====== PROVIDED DATA ======

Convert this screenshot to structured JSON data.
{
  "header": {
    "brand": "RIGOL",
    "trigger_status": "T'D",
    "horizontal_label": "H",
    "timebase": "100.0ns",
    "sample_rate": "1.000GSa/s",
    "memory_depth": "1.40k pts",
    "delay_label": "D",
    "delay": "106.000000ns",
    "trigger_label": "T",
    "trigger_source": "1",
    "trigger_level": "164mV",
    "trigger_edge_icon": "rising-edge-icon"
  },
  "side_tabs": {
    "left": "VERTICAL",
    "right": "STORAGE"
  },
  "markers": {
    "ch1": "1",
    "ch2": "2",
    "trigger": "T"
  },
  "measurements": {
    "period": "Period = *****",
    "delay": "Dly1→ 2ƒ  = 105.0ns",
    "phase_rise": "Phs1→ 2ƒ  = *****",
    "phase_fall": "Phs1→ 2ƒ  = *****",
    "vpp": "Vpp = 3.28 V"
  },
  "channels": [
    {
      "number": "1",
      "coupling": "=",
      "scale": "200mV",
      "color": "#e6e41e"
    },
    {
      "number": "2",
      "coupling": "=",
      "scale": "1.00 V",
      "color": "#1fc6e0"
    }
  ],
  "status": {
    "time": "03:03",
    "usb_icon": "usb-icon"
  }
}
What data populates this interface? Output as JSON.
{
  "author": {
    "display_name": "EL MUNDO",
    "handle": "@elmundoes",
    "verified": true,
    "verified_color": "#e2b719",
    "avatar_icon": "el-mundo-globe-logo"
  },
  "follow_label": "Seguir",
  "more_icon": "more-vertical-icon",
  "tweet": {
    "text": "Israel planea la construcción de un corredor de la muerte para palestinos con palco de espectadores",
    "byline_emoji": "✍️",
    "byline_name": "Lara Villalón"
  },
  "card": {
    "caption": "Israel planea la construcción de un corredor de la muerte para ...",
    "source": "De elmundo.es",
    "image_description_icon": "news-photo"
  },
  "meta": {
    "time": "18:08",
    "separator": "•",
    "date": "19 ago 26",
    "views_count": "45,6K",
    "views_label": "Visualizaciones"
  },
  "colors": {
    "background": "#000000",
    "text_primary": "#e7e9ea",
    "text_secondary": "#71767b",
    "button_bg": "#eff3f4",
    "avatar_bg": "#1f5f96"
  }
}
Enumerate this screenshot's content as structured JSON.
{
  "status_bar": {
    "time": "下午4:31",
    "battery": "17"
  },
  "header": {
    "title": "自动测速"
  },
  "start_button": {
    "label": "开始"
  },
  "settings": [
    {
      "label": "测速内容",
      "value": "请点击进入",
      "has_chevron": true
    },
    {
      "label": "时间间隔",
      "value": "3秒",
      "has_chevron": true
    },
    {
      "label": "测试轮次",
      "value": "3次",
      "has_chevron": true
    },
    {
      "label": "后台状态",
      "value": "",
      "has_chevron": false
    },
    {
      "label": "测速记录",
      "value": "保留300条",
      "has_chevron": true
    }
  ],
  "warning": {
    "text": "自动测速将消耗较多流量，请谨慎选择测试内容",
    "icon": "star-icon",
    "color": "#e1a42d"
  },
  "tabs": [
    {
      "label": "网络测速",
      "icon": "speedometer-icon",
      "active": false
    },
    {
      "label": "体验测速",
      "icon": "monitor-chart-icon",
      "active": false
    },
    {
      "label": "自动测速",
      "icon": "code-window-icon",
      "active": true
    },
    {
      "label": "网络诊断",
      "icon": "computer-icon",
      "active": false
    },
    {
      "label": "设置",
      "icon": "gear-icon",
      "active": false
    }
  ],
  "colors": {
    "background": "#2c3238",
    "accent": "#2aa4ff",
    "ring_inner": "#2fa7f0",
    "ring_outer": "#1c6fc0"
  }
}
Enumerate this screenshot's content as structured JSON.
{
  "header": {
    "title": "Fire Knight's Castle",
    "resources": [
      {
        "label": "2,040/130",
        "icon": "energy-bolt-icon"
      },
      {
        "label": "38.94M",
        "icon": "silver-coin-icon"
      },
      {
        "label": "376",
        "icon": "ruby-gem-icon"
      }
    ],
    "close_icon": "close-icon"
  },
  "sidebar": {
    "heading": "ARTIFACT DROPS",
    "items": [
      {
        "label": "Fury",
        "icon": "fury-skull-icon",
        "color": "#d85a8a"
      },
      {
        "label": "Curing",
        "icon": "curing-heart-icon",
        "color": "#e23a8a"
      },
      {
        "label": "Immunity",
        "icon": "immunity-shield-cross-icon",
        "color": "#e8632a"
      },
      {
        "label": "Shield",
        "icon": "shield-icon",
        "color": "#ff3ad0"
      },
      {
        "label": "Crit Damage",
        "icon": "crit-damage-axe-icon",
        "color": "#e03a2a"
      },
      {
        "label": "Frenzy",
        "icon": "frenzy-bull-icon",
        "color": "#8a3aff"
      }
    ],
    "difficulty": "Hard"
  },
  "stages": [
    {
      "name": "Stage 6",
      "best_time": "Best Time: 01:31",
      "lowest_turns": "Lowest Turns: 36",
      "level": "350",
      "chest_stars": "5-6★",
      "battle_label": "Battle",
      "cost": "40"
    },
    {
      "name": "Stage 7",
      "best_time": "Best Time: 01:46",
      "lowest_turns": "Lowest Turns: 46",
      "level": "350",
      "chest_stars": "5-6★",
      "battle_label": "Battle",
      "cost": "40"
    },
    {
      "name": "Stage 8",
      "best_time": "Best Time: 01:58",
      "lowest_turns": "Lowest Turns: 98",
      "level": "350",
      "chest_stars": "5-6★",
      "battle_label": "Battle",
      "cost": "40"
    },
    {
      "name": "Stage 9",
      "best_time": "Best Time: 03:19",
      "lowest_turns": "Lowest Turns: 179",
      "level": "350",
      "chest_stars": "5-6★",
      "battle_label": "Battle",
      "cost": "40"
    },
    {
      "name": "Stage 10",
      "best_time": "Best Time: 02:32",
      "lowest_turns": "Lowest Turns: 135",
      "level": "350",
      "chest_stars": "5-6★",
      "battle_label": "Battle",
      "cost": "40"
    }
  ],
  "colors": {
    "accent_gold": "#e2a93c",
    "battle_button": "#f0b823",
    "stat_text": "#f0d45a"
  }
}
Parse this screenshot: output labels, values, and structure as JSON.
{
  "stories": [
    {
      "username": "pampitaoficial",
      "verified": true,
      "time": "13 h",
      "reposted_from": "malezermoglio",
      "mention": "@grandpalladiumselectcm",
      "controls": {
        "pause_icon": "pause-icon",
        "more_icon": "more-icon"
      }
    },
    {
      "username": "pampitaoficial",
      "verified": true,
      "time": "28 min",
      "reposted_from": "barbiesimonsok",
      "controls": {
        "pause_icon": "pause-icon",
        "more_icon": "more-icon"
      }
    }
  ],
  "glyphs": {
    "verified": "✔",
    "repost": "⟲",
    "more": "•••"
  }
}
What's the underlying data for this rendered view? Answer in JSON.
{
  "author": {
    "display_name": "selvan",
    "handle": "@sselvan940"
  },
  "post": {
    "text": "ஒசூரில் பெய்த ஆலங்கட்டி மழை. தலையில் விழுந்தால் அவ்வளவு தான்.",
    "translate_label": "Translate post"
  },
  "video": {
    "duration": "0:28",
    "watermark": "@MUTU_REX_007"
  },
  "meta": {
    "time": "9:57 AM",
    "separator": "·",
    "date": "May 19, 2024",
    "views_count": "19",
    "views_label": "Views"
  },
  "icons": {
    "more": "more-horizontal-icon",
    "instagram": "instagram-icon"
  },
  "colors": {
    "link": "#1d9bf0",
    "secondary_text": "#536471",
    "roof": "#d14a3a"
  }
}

======

**GOAL**: Pick out all lines containing the string "Turns".

**EXERCISE SOLUTION**:
      "lowest_turns": "Lowest Turns: 36",
      "lowest_turns": "Lowest Turns: 46",
      "lowest_turns": "Lowest Turns: 98",
      "lowest_turns": "Lowest Turns: 179",
      "lowest_turns": "Lowest Turns: 135",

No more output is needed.